▶ _EXERCISE DESCRIPTION_
Exclude every picture and return the remaining entries below verbatim.

▶ _DATA PROVIDED_
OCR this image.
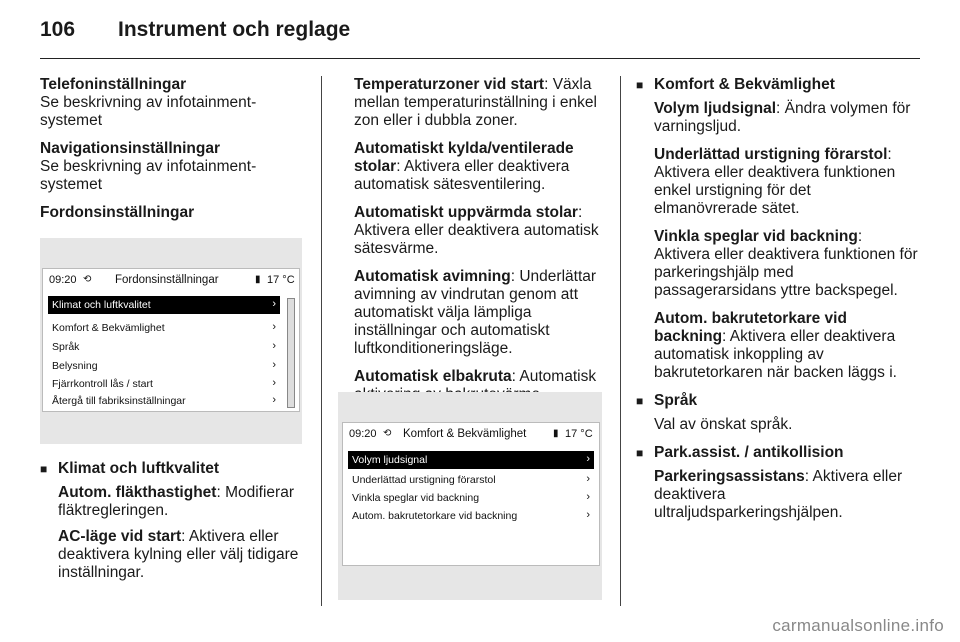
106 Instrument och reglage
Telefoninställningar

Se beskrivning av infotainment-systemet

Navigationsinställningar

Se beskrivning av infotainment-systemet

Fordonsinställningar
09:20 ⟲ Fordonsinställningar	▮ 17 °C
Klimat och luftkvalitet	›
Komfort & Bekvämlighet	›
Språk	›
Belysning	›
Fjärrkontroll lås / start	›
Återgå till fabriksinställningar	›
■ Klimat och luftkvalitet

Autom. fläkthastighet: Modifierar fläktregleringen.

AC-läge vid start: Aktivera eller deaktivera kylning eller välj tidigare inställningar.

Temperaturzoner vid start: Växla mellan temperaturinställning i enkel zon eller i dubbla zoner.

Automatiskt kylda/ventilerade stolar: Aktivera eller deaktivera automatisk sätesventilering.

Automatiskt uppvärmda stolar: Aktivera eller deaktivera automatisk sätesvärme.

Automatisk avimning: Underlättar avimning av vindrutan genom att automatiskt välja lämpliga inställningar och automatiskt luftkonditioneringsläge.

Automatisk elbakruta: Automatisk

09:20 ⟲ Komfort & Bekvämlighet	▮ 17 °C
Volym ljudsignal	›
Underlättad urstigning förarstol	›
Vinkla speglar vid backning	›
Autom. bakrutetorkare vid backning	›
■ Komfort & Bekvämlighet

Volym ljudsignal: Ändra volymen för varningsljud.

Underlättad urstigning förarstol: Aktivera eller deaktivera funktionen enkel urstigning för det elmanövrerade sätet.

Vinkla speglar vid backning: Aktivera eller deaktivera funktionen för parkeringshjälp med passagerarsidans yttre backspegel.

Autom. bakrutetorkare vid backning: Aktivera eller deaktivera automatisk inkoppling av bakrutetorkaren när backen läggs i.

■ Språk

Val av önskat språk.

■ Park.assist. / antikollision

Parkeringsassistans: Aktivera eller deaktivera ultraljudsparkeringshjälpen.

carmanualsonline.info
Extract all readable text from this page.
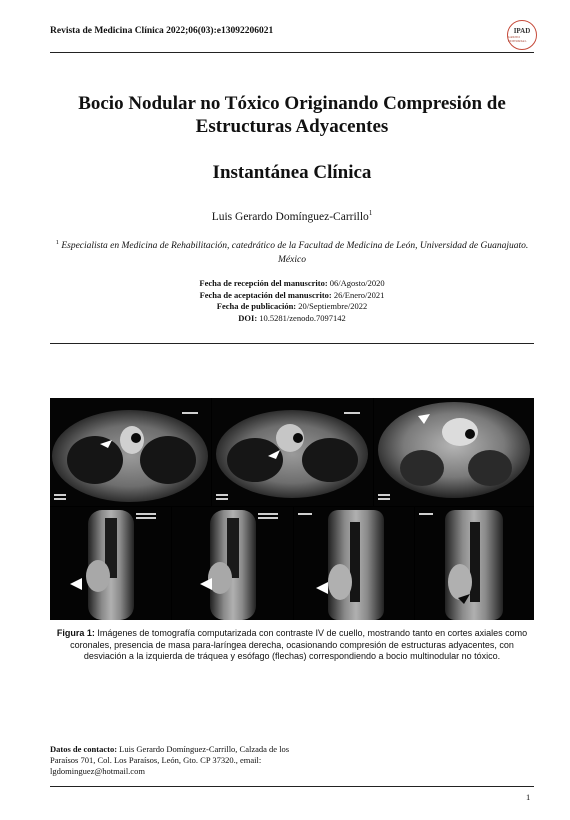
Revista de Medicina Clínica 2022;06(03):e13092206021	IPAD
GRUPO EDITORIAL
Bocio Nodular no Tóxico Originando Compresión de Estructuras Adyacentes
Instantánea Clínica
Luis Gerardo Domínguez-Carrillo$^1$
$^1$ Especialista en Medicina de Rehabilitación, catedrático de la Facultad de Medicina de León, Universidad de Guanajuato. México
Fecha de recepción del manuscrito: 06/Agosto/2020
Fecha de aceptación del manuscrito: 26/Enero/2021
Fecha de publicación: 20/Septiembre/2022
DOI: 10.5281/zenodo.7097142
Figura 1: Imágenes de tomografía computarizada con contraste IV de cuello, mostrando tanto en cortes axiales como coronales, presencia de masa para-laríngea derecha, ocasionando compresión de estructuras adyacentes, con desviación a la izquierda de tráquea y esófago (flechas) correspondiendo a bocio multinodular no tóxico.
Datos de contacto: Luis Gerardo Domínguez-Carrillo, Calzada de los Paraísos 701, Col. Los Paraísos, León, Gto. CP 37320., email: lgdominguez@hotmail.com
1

▶ _YOUR SOLUTION_
OCR this image.
106 Instrument och reglage
Telefoninställningar

Se beskrivning av infotainment-systemet

Navigationsinställningar

Se beskrivning av infotainment-systemet

Fordonsinställningar
09:20 ⟲ Fordonsinställningar	▮ 17 °C
Klimat och luftkvalitet	›
Komfort & Bekvämlighet	›
Språk	›
Belysning	›
Fjärrkontroll lås / start	›
Återgå till fabriksinställningar	›
■ Klimat och luftkvalitet

Autom. fläkthastighet: Modifierar fläktregleringen.

AC-läge vid start: Aktivera eller deaktivera kylning eller välj tidigare inställningar.

Temperaturzoner vid start: Växla mellan temperaturinställning i enkel zon eller i dubbla zoner.

Automatiskt kylda/ventilerade stolar: Aktivera eller deaktivera automatisk sätesventilering.

Automatiskt uppvärmda stolar: Aktivera eller deaktivera automatisk sätesvärme.

Automatisk avimning: Underlättar avimning av vindrutan genom att automatiskt välja lämpliga inställningar och automatiskt luftkonditioneringsläge.

Automatisk elbakruta: Automatisk

09:20 ⟲ Komfort & Bekvämlighet	▮ 17 °C
Volym ljudsignal	›
Underlättad urstigning förarstol	›
Vinkla speglar vid backning	›
Autom. bakrutetorkare vid backning	›
■ Komfort & Bekvämlighet

Volym ljudsignal: Ändra volymen för varningsljud.

Underlättad urstigning förarstol: Aktivera eller deaktivera funktionen enkel urstigning för det elmanövrerade sätet.

Vinkla speglar vid backning: Aktivera eller deaktivera funktionen för parkeringshjälp med passagerarsidans yttre backspegel.

Autom. bakrutetorkare vid backning: Aktivera eller deaktivera automatisk inkoppling av bakrutetorkaren när backen läggs i.

■ Språk

Val av önskat språk.

■ Park.assist. / antikollision

Parkeringsassistans: Aktivera eller deaktivera ultraljudsparkeringshjälpen.

carmanualsonline.info
Extract all readable text from this page.
Revista de Medicina Clínica 2022;06(03):e13092206021	IPAD
GRUPO EDITORIAL
Bocio Nodular no Tóxico Originando Compresión de Estructuras Adyacentes
Instantánea Clínica
Luis Gerardo Domínguez-Carrillo$^1$
$^1$ Especialista en Medicina de Rehabilitación, catedrático de la Facultad de Medicina de León, Universidad de Guanajuato. México
Fecha de recepción del manuscrito: 06/Agosto/2020
Fecha de aceptación del manuscrito: 26/Enero/2021
Fecha de publicación: 20/Septiembre/2022
DOI: 10.5281/zenodo.7097142
Figura 1: Imágenes de tomografía computarizada con contraste IV de cuello, mostrando tanto en cortes axiales como coronales, presencia de masa para-laríngea derecha, ocasionando compresión de estructuras adyacentes, con desviación a la izquierda de tráquea y esófago (flechas) correspondiendo a bocio multinodular no tóxico.
Datos de contacto: Luis Gerardo Domínguez-Carrillo, Calzada de los Paraísos 701, Col. Los Paraísos, León, Gto. CP 37320., email: lgdominguez@hotmail.com
1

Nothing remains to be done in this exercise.